=== Task prompt ===
List all lines of the data containing the word "miss".

··········

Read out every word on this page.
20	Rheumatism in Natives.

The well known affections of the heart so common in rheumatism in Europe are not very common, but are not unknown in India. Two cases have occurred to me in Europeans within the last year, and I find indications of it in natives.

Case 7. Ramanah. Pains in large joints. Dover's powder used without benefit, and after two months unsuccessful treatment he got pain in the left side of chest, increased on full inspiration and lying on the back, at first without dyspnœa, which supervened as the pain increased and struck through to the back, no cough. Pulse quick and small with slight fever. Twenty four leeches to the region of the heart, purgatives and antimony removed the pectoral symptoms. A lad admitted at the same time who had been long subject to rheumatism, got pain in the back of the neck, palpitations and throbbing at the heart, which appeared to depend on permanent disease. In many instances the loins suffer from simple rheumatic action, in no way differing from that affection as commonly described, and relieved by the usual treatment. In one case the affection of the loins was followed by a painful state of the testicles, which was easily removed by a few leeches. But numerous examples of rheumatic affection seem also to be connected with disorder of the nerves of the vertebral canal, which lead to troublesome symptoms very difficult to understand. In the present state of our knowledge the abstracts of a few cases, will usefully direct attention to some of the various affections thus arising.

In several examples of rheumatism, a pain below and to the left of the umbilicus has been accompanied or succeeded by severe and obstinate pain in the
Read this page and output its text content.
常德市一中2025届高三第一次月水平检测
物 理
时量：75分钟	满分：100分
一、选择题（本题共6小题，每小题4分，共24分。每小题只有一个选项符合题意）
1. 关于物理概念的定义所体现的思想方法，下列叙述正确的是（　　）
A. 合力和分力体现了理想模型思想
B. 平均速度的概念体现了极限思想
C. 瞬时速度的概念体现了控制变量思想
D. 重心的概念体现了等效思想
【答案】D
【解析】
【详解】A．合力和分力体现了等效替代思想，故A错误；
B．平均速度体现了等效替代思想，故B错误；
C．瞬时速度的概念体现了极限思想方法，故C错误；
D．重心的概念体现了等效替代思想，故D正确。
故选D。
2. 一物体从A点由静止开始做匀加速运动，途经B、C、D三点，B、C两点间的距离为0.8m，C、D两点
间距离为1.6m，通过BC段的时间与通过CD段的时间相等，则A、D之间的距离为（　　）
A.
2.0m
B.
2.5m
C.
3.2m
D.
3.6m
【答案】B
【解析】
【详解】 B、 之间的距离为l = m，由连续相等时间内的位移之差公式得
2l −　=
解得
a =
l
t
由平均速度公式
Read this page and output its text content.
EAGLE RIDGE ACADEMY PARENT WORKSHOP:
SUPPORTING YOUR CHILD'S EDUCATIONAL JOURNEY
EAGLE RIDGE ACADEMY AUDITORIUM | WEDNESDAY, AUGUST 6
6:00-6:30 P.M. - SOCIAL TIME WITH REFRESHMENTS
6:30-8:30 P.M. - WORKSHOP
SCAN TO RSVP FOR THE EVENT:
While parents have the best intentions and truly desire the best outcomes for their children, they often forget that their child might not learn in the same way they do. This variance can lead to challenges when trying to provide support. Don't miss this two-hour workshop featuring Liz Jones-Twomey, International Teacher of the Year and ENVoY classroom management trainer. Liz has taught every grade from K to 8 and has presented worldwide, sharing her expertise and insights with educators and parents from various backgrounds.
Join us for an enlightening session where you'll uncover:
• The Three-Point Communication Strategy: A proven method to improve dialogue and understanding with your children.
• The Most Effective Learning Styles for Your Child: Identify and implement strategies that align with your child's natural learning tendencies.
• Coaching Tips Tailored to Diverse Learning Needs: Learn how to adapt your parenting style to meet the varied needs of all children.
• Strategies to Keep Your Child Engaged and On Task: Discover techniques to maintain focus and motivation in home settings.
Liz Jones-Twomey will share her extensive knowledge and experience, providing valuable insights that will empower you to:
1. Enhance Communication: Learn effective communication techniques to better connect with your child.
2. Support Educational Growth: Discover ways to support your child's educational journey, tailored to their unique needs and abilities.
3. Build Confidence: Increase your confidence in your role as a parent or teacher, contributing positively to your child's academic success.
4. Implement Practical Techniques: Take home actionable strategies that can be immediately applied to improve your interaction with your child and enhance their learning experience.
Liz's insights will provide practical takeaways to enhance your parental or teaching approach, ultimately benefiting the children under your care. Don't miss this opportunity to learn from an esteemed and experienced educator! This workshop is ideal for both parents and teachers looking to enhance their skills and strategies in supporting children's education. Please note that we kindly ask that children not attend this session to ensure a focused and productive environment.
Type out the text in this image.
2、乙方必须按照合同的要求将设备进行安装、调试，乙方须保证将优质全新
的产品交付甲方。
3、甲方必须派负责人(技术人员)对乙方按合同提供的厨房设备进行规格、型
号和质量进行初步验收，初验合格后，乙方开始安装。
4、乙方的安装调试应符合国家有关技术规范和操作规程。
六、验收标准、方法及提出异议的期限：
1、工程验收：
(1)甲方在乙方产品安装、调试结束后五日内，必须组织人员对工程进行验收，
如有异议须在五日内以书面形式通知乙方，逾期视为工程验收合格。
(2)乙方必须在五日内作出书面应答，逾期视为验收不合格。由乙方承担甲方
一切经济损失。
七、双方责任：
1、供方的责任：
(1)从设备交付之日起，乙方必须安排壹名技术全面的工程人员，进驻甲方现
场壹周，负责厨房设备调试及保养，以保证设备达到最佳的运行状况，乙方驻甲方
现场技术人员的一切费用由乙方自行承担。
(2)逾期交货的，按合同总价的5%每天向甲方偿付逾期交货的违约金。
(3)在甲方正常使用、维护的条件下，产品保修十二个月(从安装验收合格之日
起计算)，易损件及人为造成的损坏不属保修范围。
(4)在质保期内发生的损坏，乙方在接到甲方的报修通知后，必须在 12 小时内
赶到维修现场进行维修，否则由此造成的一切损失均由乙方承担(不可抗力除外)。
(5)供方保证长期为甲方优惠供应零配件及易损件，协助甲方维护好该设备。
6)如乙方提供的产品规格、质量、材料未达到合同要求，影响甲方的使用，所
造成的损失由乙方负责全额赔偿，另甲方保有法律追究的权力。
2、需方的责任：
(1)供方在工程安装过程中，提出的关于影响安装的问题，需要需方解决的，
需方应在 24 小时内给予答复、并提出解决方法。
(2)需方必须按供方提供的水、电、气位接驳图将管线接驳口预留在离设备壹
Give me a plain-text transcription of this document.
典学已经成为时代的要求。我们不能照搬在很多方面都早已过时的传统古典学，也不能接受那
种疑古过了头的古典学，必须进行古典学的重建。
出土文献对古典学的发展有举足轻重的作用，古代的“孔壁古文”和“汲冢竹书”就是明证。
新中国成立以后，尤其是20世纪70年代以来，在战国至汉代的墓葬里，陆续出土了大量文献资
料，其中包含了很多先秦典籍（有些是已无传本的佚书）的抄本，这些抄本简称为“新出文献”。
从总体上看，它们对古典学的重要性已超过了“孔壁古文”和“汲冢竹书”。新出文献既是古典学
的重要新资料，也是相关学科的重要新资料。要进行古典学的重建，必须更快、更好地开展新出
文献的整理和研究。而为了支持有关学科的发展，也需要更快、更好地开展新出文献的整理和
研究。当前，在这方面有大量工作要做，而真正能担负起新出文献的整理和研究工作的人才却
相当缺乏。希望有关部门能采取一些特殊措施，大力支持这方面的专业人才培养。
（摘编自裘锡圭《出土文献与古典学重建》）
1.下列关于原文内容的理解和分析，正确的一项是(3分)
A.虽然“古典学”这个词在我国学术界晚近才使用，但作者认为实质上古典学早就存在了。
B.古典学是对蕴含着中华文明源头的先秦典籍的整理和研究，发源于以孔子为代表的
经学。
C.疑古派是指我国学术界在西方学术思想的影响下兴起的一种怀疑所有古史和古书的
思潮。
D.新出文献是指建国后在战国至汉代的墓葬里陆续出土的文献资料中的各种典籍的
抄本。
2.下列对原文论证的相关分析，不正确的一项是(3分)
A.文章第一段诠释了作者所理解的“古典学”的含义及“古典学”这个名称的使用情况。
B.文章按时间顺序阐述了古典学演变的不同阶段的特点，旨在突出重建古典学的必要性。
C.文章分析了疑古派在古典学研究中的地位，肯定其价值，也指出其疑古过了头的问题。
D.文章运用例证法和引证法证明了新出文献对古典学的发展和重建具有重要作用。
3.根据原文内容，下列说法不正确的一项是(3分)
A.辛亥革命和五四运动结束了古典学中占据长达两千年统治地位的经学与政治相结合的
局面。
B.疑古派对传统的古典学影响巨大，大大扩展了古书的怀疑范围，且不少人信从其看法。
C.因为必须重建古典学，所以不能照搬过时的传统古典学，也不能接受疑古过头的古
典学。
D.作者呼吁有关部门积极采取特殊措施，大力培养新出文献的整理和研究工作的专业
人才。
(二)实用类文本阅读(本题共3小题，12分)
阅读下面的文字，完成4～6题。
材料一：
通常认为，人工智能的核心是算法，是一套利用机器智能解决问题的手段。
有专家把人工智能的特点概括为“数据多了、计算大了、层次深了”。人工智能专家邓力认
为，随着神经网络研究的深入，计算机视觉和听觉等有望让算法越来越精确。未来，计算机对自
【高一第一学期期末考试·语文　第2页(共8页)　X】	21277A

··········

=== Final answer ===
While parents have the best intentions and truly desire the best outcomes for their children, they often forget that their child might not learn in the same way they do. This variance can lead to challenges when trying to provide support. Don't miss this two-hour workshop featuring Liz Jones-Twomey, International Teacher of the Year and ENVoY classroom management trainer. Liz has taught every grade from K to 8 and has presented worldwide, sharing her expertise and insights with educators and parents from various backgrounds.
Liz's insights will provide practical takeaways to enhance your parental or teaching approach, ultimately benefiting the children under your care. Don't miss this opportunity to learn from an esteemed and experienced educator! This workshop is ideal for both parents and teachers looking to enhance their skills and strategies in supporting children's education. Please note that we kindly ask that children not attend this session to ensure a focused and productive environment.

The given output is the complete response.